Extract the full set of records, then give each one again exactly.

>> START INFORMATION SHOWN

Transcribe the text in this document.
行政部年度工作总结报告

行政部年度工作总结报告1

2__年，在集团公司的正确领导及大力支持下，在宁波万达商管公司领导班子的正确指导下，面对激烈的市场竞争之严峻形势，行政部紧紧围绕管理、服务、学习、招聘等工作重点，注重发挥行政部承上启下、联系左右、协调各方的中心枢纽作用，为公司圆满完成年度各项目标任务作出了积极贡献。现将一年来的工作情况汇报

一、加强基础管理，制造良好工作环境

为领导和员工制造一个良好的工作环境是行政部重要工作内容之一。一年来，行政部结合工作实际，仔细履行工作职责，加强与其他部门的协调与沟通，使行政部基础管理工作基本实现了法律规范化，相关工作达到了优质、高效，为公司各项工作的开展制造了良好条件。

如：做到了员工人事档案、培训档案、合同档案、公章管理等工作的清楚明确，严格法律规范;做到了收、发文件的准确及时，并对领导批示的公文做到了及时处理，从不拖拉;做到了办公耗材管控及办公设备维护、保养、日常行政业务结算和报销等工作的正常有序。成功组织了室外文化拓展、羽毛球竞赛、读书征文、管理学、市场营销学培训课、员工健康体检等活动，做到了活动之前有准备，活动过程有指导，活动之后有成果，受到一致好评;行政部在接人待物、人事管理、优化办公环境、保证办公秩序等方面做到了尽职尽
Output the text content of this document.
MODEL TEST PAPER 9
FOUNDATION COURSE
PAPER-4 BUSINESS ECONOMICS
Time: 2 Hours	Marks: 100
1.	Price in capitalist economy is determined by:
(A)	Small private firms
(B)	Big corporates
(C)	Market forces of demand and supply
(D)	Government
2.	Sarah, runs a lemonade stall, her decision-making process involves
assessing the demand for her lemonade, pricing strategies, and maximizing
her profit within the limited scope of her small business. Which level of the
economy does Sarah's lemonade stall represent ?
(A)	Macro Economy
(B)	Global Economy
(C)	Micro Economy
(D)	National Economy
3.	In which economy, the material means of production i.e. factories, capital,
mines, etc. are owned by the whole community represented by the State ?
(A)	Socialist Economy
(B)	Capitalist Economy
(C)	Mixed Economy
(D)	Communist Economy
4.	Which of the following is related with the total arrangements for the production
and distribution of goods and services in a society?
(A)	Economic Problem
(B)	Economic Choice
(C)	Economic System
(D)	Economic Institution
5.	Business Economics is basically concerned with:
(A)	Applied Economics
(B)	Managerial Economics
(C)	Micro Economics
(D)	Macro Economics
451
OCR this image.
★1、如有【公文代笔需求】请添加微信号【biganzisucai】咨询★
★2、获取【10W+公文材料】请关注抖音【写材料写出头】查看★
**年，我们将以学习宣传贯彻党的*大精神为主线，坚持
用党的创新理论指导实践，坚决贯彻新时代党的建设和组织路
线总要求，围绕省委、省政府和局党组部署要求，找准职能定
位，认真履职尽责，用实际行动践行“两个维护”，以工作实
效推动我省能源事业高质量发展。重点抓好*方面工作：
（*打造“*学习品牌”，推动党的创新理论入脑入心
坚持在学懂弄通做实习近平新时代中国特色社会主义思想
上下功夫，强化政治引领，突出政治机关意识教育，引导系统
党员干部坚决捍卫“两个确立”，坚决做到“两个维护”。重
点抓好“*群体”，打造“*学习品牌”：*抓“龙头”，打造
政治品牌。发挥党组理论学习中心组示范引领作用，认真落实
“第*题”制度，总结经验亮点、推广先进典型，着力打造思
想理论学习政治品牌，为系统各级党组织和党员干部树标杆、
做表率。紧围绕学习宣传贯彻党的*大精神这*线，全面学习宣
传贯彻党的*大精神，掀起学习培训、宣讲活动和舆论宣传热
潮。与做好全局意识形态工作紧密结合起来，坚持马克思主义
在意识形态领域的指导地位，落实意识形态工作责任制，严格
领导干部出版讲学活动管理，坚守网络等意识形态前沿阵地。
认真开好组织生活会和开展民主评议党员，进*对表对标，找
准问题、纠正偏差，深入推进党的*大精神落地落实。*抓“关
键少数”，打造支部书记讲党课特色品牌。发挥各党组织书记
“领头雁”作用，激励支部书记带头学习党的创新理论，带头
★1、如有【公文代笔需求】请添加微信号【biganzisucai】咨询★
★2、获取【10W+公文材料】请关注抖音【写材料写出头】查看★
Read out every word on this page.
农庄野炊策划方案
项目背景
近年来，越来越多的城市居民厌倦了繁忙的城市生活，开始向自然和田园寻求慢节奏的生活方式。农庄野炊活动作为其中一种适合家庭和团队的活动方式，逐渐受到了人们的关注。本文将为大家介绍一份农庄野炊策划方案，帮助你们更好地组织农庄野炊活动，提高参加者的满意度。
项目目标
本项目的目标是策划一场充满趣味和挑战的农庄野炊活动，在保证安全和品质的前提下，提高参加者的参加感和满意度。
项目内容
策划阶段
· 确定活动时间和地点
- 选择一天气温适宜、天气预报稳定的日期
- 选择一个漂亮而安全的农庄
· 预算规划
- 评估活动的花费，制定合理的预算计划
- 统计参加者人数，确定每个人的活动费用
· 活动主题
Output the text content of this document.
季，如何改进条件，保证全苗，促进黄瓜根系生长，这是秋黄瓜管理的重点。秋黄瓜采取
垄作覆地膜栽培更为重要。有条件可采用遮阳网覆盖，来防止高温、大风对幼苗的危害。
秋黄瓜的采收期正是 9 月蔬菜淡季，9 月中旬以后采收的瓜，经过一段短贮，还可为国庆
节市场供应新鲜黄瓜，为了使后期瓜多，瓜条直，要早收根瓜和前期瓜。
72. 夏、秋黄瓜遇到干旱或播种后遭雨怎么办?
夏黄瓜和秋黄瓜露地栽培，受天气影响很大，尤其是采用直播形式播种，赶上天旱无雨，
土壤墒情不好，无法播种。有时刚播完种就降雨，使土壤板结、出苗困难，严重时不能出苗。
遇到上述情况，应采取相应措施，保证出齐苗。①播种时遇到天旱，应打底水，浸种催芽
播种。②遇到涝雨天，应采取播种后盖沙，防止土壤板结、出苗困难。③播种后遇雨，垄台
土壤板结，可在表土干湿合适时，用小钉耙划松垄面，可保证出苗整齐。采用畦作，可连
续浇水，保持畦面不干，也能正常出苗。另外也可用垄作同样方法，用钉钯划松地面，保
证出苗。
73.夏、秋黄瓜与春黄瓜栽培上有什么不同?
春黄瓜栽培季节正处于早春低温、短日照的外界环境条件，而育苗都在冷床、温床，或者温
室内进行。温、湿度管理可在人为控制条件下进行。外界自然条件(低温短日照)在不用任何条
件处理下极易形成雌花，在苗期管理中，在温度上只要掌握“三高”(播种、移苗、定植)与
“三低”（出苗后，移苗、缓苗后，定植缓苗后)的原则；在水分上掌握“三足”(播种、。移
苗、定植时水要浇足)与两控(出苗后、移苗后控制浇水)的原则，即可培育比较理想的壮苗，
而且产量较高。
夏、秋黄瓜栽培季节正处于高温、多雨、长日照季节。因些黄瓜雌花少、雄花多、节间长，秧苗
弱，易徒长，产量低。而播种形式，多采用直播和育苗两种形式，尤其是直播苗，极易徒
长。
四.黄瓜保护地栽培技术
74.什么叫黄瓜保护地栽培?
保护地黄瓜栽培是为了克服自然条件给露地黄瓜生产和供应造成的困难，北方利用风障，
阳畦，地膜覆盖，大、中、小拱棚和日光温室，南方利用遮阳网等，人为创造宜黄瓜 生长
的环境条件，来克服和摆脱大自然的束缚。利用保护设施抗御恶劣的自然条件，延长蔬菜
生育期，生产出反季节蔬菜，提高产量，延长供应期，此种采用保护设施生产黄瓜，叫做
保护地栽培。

>> END INFORMATION SHOWN

● **TASK RESPONSE**:
Transcribe the text in this document.
行政部年度工作总结报告

行政部年度工作总结报告1

2__年，在集团公司的正确领导及大力支持下，在宁波万达商管公司领导班子的正确指导下，面对激烈的市场竞争之严峻形势，行政部紧紧围绕管理、服务、学习、招聘等工作重点，注重发挥行政部承上启下、联系左右、协调各方的中心枢纽作用，为公司圆满完成年度各项目标任务作出了积极贡献。现将一年来的工作情况汇报

一、加强基础管理，制造良好工作环境

为领导和员工制造一个良好的工作环境是行政部重要工作内容之一。一年来，行政部结合工作实际，仔细履行工作职责，加强与其他部门的协调与沟通，使行政部基础管理工作基本实现了法律规范化，相关工作达到了优质、高效，为公司各项工作的开展制造了良好条件。

如：做到了员工人事档案、培训档案、合同档案、公章管理等工作的清楚明确，严格法律规范;做到了收、发文件的准确及时，并对领导批示的公文做到了及时处理，从不拖拉;做到了办公耗材管控及办公设备维护、保养、日常行政业务结算和报销等工作的正常有序。成功组织了室外文化拓展、羽毛球竞赛、读书征文、管理学、市场营销学培训课、员工健康体检等活动，做到了活动之前有准备，活动过程有指导，活动之后有成果，受到一致好评;行政部在接人待物、人事管理、优化办公环境、保证办公秩序等方面做到了尽职尽
Output the text content of this document.
MODEL TEST PAPER 9
FOUNDATION COURSE
PAPER-4 BUSINESS ECONOMICS
Time: 2 Hours	Marks: 100
1.	Price in capitalist economy is determined by:
(A)	Small private firms
(B)	Big corporates
(C)	Market forces of demand and supply
(D)	Government
2.	Sarah, runs a lemonade stall, her decision-making process involves
assessing the demand for her lemonade, pricing strategies, and maximizing
her profit within the limited scope of her small business. Which level of the
economy does Sarah's lemonade stall represent ?
(A)	Macro Economy
(B)	Global Economy
(C)	Micro Economy
(D)	National Economy
3.	In which economy, the material means of production i.e. factories, capital,
mines, etc. are owned by the whole community represented by the State ?
(A)	Socialist Economy
(B)	Capitalist Economy
(C)	Mixed Economy
(D)	Communist Economy
4.	Which of the following is related with the total arrangements for the production
and distribution of goods and services in a society?
(A)	Economic Problem
(B)	Economic Choice
(C)	Economic System
(D)	Economic Institution
5.	Business Economics is basically concerned with:
(A)	Applied Economics
(B)	Managerial Economics
(C)	Micro Economics
(D)	Macro Economics
451
OCR this image.
★1、如有【公文代笔需求】请添加微信号【biganzisucai】咨询★
★2、获取【10W+公文材料】请关注抖音【写材料写出头】查看★
**年，我们将以学习宣传贯彻党的*大精神为主线，坚持
用党的创新理论指导实践，坚决贯彻新时代党的建设和组织路
线总要求，围绕省委、省政府和局党组部署要求，找准职能定
位，认真履职尽责，用实际行动践行“两个维护”，以工作实
效推动我省能源事业高质量发展。重点抓好*方面工作：
（*打造“*学习品牌”，推动党的创新理论入脑入心
坚持在学懂弄通做实习近平新时代中国特色社会主义思想
上下功夫，强化政治引领，突出政治机关意识教育，引导系统
党员干部坚决捍卫“两个确立”，坚决做到“两个维护”。重
点抓好“*群体”，打造“*学习品牌”：*抓“龙头”，打造
政治品牌。发挥党组理论学习中心组示范引领作用，认真落实
“第*题”制度，总结经验亮点、推广先进典型，着力打造思
想理论学习政治品牌，为系统各级党组织和党员干部树标杆、
做表率。紧围绕学习宣传贯彻党的*大精神这*线，全面学习宣
传贯彻党的*大精神，掀起学习培训、宣讲活动和舆论宣传热
潮。与做好全局意识形态工作紧密结合起来，坚持马克思主义
在意识形态领域的指导地位，落实意识形态工作责任制，严格
领导干部出版讲学活动管理，坚守网络等意识形态前沿阵地。
认真开好组织生活会和开展民主评议党员，进*对表对标，找
准问题、纠正偏差，深入推进党的*大精神落地落实。*抓“关
键少数”，打造支部书记讲党课特色品牌。发挥各党组织书记
“领头雁”作用，激励支部书记带头学习党的创新理论，带头
★1、如有【公文代笔需求】请添加微信号【biganzisucai】咨询★
★2、获取【10W+公文材料】请关注抖音【写材料写出头】查看★
Read out every word on this page.
农庄野炊策划方案
项目背景
近年来，越来越多的城市居民厌倦了繁忙的城市生活，开始向自然和田园寻求慢节奏的生活方式。农庄野炊活动作为其中一种适合家庭和团队的活动方式，逐渐受到了人们的关注。本文将为大家介绍一份农庄野炊策划方案，帮助你们更好地组织农庄野炊活动，提高参加者的满意度。
项目目标
本项目的目标是策划一场充满趣味和挑战的农庄野炊活动，在保证安全和品质的前提下，提高参加者的参加感和满意度。
项目内容
策划阶段
· 确定活动时间和地点
- 选择一天气温适宜、天气预报稳定的日期
- 选择一个漂亮而安全的农庄
· 预算规划
- 评估活动的花费，制定合理的预算计划
- 统计参加者人数，确定每个人的活动费用
· 活动主题
Output the text content of this document.
季，如何改进条件，保证全苗，促进黄瓜根系生长，这是秋黄瓜管理的重点。秋黄瓜采取
垄作覆地膜栽培更为重要。有条件可采用遮阳网覆盖，来防止高温、大风对幼苗的危害。
秋黄瓜的采收期正是 9 月蔬菜淡季，9 月中旬以后采收的瓜，经过一段短贮，还可为国庆
节市场供应新鲜黄瓜，为了使后期瓜多，瓜条直，要早收根瓜和前期瓜。
72. 夏、秋黄瓜遇到干旱或播种后遭雨怎么办?
夏黄瓜和秋黄瓜露地栽培，受天气影响很大，尤其是采用直播形式播种，赶上天旱无雨，
土壤墒情不好，无法播种。有时刚播完种就降雨，使土壤板结、出苗困难，严重时不能出苗。
遇到上述情况，应采取相应措施，保证出齐苗。①播种时遇到天旱，应打底水，浸种催芽
播种。②遇到涝雨天，应采取播种后盖沙，防止土壤板结、出苗困难。③播种后遇雨，垄台
土壤板结，可在表土干湿合适时，用小钉耙划松垄面，可保证出苗整齐。采用畦作，可连
续浇水，保持畦面不干，也能正常出苗。另外也可用垄作同样方法，用钉钯划松地面，保
证出苗。
73.夏、秋黄瓜与春黄瓜栽培上有什么不同?
春黄瓜栽培季节正处于早春低温、短日照的外界环境条件，而育苗都在冷床、温床，或者温
室内进行。温、湿度管理可在人为控制条件下进行。外界自然条件(低温短日照)在不用任何条
件处理下极易形成雌花，在苗期管理中，在温度上只要掌握“三高”(播种、移苗、定植)与
“三低”（出苗后，移苗、缓苗后，定植缓苗后)的原则；在水分上掌握“三足”(播种、。移
苗、定植时水要浇足)与两控(出苗后、移苗后控制浇水)的原则，即可培育比较理想的壮苗，
而且产量较高。
夏、秋黄瓜栽培季节正处于高温、多雨、长日照季节。因些黄瓜雌花少、雄花多、节间长，秧苗
弱，易徒长，产量低。而播种形式，多采用直播和育苗两种形式，尤其是直播苗，极易徒
长。
四.黄瓜保护地栽培技术
74.什么叫黄瓜保护地栽培?
保护地黄瓜栽培是为了克服自然条件给露地黄瓜生产和供应造成的困难，北方利用风障，
阳畦，地膜覆盖，大、中、小拱棚和日光温室，南方利用遮阳网等，人为创造宜黄瓜 生长
的环境条件，来克服和摆脱大自然的束缚。利用保护设施抗御恶劣的自然条件，延长蔬菜
生育期，生产出反季节蔬菜，提高产量，延长供应期，此种采用保护设施生产黄瓜，叫做
保护地栽培。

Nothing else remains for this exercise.